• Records
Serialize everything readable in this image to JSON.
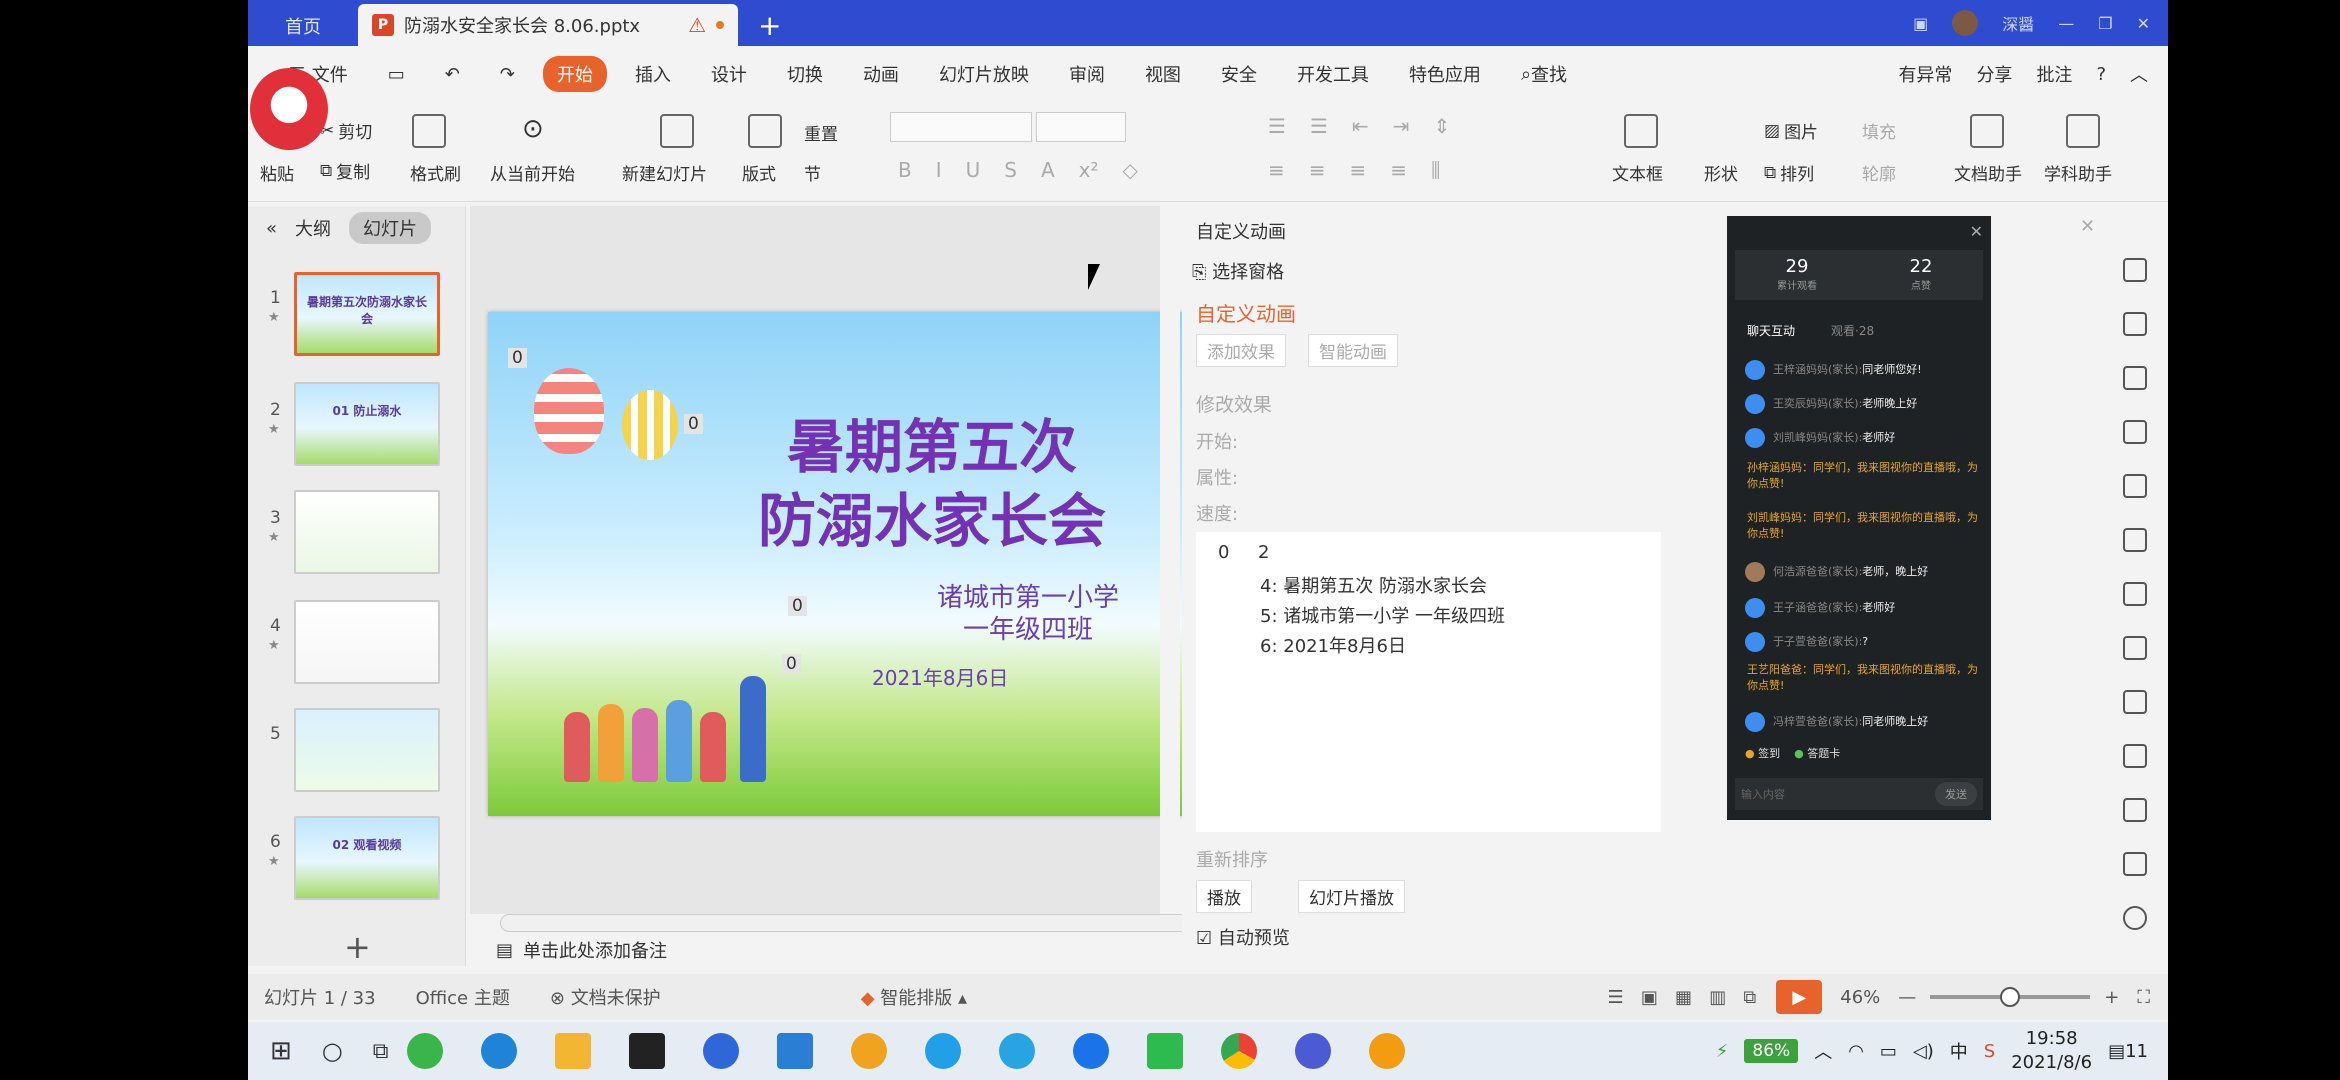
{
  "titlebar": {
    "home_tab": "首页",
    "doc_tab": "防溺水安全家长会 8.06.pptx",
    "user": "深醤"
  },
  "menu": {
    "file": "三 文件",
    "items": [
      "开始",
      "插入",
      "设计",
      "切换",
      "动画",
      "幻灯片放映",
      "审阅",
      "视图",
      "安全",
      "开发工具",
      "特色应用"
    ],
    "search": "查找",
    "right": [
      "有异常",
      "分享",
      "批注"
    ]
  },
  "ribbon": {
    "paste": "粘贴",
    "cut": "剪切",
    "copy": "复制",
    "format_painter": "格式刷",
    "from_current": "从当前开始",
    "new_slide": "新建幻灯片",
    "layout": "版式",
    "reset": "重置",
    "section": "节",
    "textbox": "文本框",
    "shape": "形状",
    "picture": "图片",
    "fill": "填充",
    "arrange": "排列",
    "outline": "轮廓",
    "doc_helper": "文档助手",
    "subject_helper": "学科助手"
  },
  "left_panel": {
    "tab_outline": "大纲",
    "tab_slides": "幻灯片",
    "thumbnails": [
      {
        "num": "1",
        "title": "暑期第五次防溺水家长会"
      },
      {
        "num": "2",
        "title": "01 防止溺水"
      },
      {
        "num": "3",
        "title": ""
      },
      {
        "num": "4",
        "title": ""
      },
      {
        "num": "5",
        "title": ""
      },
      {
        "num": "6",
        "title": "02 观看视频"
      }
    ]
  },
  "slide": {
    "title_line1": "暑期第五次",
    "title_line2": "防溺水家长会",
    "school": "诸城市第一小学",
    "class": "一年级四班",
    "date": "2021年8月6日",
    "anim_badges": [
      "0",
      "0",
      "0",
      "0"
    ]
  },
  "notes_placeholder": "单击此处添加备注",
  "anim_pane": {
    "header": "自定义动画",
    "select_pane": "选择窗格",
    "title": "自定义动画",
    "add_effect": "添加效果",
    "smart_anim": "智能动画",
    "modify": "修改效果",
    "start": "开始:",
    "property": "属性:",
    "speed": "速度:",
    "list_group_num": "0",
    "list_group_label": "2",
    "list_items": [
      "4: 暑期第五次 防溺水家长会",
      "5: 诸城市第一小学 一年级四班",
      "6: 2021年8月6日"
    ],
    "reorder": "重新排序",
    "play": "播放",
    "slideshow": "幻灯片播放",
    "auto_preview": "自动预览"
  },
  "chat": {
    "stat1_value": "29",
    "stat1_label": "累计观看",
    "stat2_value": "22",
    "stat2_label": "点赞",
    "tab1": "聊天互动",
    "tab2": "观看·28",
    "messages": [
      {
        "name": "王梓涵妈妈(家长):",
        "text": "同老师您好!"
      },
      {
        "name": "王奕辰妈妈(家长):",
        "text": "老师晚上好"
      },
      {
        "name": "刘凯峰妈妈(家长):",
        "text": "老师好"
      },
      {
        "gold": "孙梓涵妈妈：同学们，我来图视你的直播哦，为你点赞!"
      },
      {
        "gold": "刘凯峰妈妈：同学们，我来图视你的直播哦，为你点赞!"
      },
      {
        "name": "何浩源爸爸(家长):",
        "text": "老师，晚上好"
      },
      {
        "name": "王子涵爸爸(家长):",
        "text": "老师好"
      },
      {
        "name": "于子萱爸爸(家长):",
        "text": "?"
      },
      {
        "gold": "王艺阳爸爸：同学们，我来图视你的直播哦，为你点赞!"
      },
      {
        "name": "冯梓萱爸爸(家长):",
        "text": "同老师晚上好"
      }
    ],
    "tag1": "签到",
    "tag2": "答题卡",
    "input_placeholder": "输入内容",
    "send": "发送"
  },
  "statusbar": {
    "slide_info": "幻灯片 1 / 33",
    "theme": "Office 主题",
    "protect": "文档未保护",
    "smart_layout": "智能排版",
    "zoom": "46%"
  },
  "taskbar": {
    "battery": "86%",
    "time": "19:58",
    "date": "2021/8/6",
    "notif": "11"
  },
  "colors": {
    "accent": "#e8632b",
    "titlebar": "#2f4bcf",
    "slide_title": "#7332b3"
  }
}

• Written request
Print out the material word for word, omitting the pictures.

• Solution for this problem
Serialize everything readable in this image to JSON.
{
  "titlebar": {
    "home_tab": "首页",
    "doc_tab": "防溺水安全家长会 8.06.pptx",
    "user": "深醤"
  },
  "menu": {
    "file": "三 文件",
    "items": [
      "开始",
      "插入",
      "设计",
      "切换",
      "动画",
      "幻灯片放映",
      "审阅",
      "视图",
      "安全",
      "开发工具",
      "特色应用"
    ],
    "search": "查找",
    "right": [
      "有异常",
      "分享",
      "批注"
    ]
  },
  "ribbon": {
    "paste": "粘贴",
    "cut": "剪切",
    "copy": "复制",
    "format_painter": "格式刷",
    "from_current": "从当前开始",
    "new_slide": "新建幻灯片",
    "layout": "版式",
    "reset": "重置",
    "section": "节",
    "textbox": "文本框",
    "shape": "形状",
    "picture": "图片",
    "fill": "填充",
    "arrange": "排列",
    "outline": "轮廓",
    "doc_helper": "文档助手",
    "subject_helper": "学科助手"
  },
  "left_panel": {
    "tab_outline": "大纲",
    "tab_slides": "幻灯片",
    "thumbnails": [
      {
        "num": "1",
        "title": "暑期第五次防溺水家长会"
      },
      {
        "num": "2",
        "title": "01 防止溺水"
      },
      {
        "num": "3",
        "title": ""
      },
      {
        "num": "4",
        "title": ""
      },
      {
        "num": "5",
        "title": ""
      },
      {
        "num": "6",
        "title": "02 观看视频"
      }
    ]
  },
  "slide": {
    "title_line1": "暑期第五次",
    "title_line2": "防溺水家长会",
    "school": "诸城市第一小学",
    "class": "一年级四班",
    "date": "2021年8月6日",
    "anim_badges": [
      "0",
      "0",
      "0",
      "0"
    ]
  },
  "notes_placeholder": "单击此处添加备注",
  "anim_pane": {
    "header": "自定义动画",
    "select_pane": "选择窗格",
    "title": "自定义动画",
    "add_effect": "添加效果",
    "smart_anim": "智能动画",
    "modify": "修改效果",
    "start": "开始:",
    "property": "属性:",
    "speed": "速度:",
    "list_group_num": "0",
    "list_group_label": "2",
    "list_items": [
      "4: 暑期第五次 防溺水家长会",
      "5: 诸城市第一小学 一年级四班",
      "6: 2021年8月6日"
    ],
    "reorder": "重新排序",
    "play": "播放",
    "slideshow": "幻灯片播放",
    "auto_preview": "自动预览"
  },
  "chat": {
    "stat1_value": "29",
    "stat1_label": "累计观看",
    "stat2_value": "22",
    "stat2_label": "点赞",
    "tab1": "聊天互动",
    "tab2": "观看·28",
    "messages": [
      {
        "name": "王梓涵妈妈(家长):",
        "text": "同老师您好!"
      },
      {
        "name": "王奕辰妈妈(家长):",
        "text": "老师晚上好"
      },
      {
        "name": "刘凯峰妈妈(家长):",
        "text": "老师好"
      },
      {
        "gold": "孙梓涵妈妈：同学们，我来图视你的直播哦，为你点赞!"
      },
      {
        "gold": "刘凯峰妈妈：同学们，我来图视你的直播哦，为你点赞!"
      },
      {
        "name": "何浩源爸爸(家长):",
        "text": "老师，晚上好"
      },
      {
        "name": "王子涵爸爸(家长):",
        "text": "老师好"
      },
      {
        "name": "于子萱爸爸(家长):",
        "text": "?"
      },
      {
        "gold": "王艺阳爸爸：同学们，我来图视你的直播哦，为你点赞!"
      },
      {
        "name": "冯梓萱爸爸(家长):",
        "text": "同老师晚上好"
      }
    ],
    "tag1": "签到",
    "tag2": "答题卡",
    "input_placeholder": "输入内容",
    "send": "发送"
  },
  "statusbar": {
    "slide_info": "幻灯片 1 / 33",
    "theme": "Office 主题",
    "protect": "文档未保护",
    "smart_layout": "智能排版",
    "zoom": "46%"
  },
  "taskbar": {
    "battery": "86%",
    "time": "19:58",
    "date": "2021/8/6",
    "notif": "11"
  },
  "colors": {
    "accent": "#e8632b",
    "titlebar": "#2f4bcf",
    "slide_title": "#7332b3"
  }
}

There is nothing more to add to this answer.